How many lines in the entries below include the string "التعل"? Answer with the number only.
Start of LISTED ENTRIES
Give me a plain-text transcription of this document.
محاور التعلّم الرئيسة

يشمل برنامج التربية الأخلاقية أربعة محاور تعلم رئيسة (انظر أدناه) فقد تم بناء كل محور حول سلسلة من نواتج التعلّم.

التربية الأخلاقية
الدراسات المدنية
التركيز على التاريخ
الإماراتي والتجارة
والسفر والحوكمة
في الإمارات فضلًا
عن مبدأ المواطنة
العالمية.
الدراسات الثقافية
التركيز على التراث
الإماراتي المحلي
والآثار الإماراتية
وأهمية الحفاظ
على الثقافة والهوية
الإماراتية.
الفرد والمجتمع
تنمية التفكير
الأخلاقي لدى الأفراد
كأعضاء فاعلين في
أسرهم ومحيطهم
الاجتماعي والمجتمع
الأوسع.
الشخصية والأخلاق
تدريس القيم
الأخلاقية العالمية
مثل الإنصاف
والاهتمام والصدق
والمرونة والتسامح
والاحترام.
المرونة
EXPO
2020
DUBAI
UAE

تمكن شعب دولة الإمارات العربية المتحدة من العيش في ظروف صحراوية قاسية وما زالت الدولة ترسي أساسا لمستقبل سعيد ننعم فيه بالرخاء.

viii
End of LISTED ENTRIES
• **SOLUTION BELOW**:
2